--- START DATA ENTRIES ---

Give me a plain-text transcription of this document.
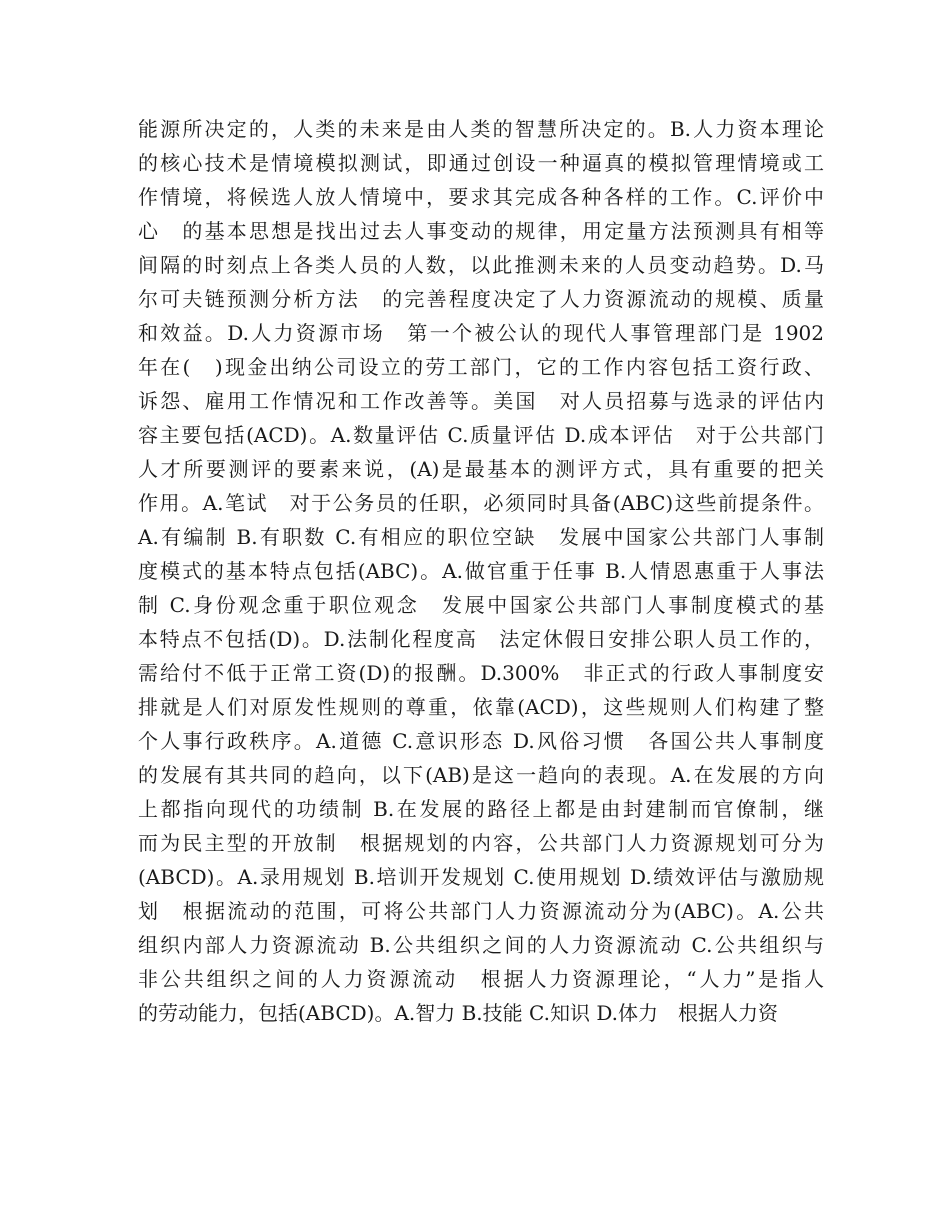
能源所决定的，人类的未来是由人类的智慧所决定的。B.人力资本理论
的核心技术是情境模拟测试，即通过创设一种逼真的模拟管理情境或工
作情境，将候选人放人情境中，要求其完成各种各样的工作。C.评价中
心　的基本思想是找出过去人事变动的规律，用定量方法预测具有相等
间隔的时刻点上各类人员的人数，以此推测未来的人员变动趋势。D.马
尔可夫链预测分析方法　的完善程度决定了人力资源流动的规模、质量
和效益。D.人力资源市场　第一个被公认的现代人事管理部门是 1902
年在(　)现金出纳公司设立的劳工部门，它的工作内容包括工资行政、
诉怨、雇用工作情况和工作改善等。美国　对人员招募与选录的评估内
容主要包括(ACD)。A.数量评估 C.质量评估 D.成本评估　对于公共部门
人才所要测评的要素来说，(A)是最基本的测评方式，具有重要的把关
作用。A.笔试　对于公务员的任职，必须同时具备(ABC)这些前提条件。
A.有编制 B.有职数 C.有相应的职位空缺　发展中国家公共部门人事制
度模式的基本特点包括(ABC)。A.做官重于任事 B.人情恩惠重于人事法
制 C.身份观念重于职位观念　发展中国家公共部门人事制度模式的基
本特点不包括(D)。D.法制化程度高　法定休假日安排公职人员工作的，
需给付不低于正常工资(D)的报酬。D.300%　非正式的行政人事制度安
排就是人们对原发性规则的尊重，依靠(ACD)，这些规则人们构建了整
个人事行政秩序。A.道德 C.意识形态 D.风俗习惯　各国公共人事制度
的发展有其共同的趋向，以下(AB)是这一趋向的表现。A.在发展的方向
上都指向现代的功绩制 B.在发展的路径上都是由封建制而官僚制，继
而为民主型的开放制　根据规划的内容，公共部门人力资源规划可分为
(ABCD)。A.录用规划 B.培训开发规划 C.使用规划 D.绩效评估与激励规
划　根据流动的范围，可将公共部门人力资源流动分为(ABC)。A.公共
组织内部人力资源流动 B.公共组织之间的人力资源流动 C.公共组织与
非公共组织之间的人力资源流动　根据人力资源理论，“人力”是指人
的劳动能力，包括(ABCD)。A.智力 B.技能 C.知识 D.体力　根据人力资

--- END DATA ENTRIES ---
--- START DATA ENTRIES ---

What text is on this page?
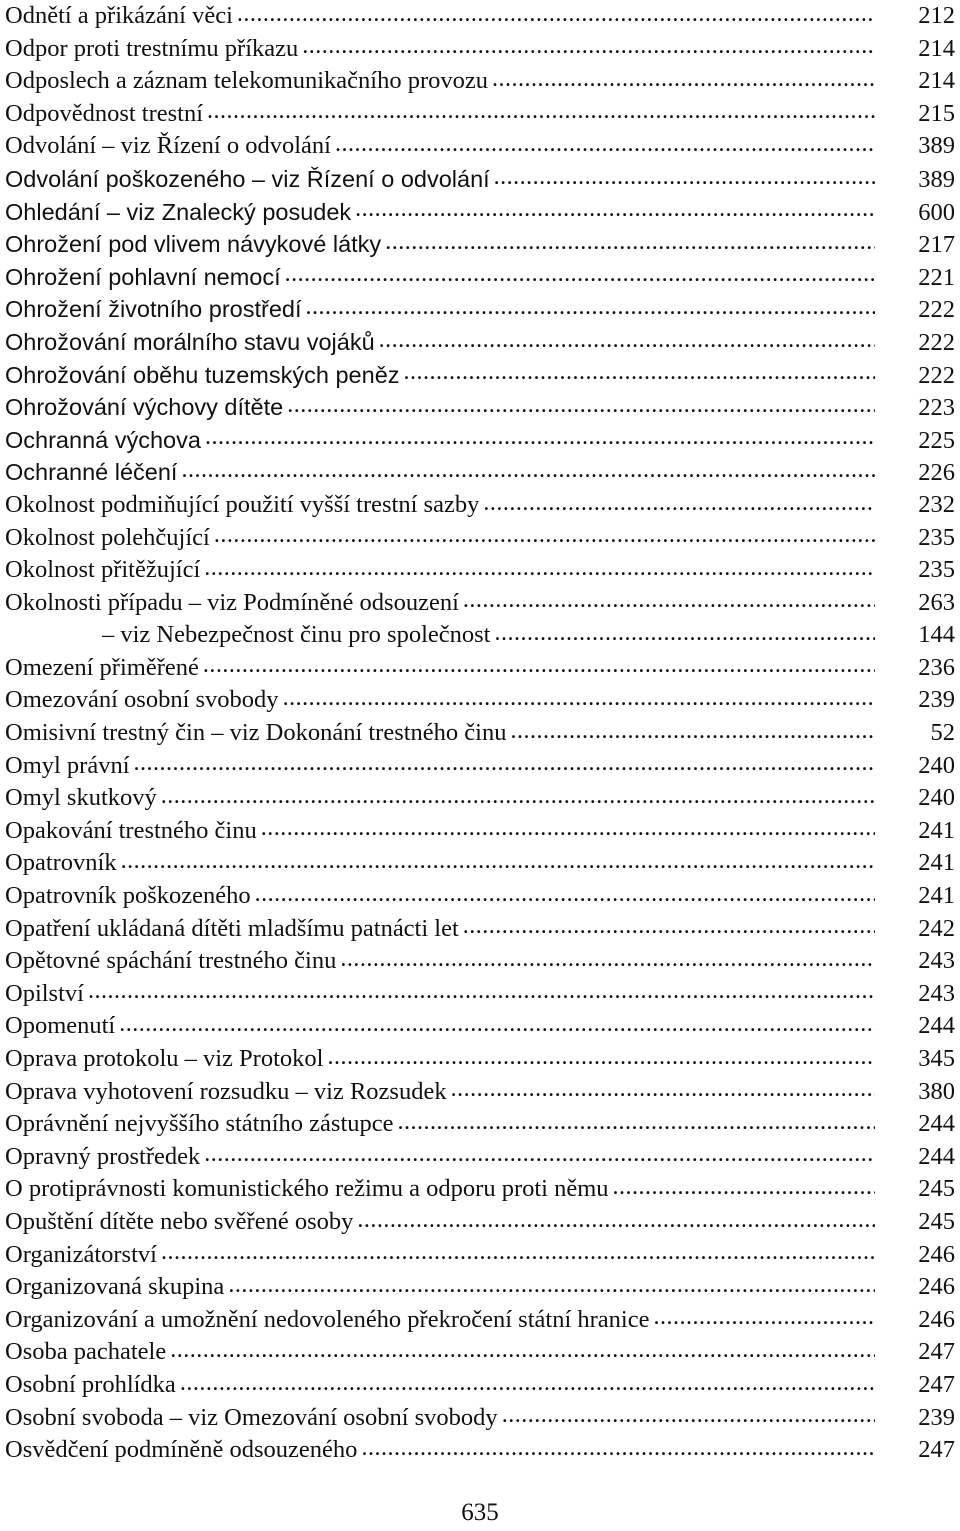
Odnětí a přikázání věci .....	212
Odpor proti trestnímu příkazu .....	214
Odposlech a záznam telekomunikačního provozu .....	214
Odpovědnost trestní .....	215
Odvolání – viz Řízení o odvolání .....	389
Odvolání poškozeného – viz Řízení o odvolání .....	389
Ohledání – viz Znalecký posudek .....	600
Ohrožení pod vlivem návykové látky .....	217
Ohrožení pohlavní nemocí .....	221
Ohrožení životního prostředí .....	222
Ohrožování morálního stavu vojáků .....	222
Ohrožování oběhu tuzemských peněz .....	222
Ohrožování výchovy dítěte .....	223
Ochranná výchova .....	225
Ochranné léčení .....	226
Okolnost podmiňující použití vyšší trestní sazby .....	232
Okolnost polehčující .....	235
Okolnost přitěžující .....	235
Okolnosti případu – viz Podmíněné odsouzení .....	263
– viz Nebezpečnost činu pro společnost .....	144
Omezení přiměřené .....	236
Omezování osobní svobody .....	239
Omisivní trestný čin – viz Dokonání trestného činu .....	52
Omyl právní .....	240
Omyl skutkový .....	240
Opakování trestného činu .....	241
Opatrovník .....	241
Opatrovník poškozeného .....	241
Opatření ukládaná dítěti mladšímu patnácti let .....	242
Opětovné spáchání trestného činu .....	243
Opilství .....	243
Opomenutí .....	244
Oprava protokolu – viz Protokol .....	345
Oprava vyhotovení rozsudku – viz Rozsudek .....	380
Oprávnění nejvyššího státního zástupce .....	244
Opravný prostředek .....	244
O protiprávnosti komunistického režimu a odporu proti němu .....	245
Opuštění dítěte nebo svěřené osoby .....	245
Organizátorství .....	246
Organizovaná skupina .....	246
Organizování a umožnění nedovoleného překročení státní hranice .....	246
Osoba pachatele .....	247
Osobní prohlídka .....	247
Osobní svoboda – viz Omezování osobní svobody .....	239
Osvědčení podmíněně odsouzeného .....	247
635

--- END DATA ENTRIES ---

WHAT THE TASK ASKS
Give only the number of lines in the material above that include the word "this".

SOLUTION BELOW
2